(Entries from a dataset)

===

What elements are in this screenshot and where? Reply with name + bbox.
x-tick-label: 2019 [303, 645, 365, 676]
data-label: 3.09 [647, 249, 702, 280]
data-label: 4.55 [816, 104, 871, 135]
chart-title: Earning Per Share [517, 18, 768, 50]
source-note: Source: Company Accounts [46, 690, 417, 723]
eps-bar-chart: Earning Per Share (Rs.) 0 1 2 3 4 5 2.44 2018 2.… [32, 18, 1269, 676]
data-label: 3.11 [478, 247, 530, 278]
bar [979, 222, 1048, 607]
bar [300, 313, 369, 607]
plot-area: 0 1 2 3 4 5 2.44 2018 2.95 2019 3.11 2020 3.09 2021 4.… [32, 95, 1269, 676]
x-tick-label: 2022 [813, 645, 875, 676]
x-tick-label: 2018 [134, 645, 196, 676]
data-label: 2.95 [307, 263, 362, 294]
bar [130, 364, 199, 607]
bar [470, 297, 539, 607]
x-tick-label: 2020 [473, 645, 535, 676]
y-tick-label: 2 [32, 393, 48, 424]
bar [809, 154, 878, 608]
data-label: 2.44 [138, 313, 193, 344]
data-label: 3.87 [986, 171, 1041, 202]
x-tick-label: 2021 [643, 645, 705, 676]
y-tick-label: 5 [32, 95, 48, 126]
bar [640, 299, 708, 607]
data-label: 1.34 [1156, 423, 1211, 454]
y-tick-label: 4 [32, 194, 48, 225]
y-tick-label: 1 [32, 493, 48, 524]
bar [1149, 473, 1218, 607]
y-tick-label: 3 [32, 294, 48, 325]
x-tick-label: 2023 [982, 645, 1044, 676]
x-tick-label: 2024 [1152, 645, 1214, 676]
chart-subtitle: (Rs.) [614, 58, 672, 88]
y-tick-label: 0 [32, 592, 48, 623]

===

> Work to complete:
Can you give every non-blank line of the listing above as a JSON list of strings, with one string per line?

> Answer to the problem:
[
  "What elements are in this screenshot and where? Reply with name + bbox.",
  "x-tick-label: 2019 [303, 645, 365, 676]",
  "data-label: 3.09 [647, 249, 702, 280]",
  "data-label: 4.55 [816, 104, 871, 135]",
  "chart-title: Earning Per Share [517, 18, 768, 50]",
  "source-note: Source: Company Accounts [46, 690, 417, 723]",
  "eps-bar-chart: Earning Per Share (Rs.) 0 1 2 3 4 5 2.44 2018 2.… [32, 18, 1269, 676]",
  "data-label: 3.11 [478, 247, 530, 278]",
  "bar [979, 222, 1048, 607]",
  "bar [300, 313, 369, 607]",
  "plot-area: 0 1 2 3 4 5 2.44 2018 2.95 2019 3.11 2020 3.09 2021 4.… [32, 95, 1269, 676]",
  "x-tick-label: 2022 [813, 645, 875, 676]",
  "x-tick-label: 2018 [134, 645, 196, 676]",
  "data-label: 2.95 [307, 263, 362, 294]",
  "bar [130, 364, 199, 607]",
  "bar [470, 297, 539, 607]",
  "x-tick-label: 2020 [473, 645, 535, 676]",
  "y-tick-label: 2 [32, 393, 48, 424]",
  "bar [809, 154, 878, 608]",
  "data-label: 2.44 [138, 313, 193, 344]",
  "data-label: 3.87 [986, 171, 1041, 202]",
  "x-tick-label: 2021 [643, 645, 705, 676]",
  "y-tick-label: 5 [32, 95, 48, 126]",
  "bar [640, 299, 708, 607]",
  "data-label: 1.34 [1156, 423, 1211, 454]",
  "y-tick-label: 4 [32, 194, 48, 225]",
  "y-tick-label: 1 [32, 493, 48, 524]",
  "bar [1149, 473, 1218, 607]",
  "y-tick-label: 3 [32, 294, 48, 325]",
  "x-tick-label: 2023 [982, 645, 1044, 676]",
  "x-tick-label: 2024 [1152, 645, 1214, 676]",
  "chart-subtitle: (Rs.) [614, 58, 672, 88]",
  "y-tick-label: 0 [32, 592, 48, 623]"
]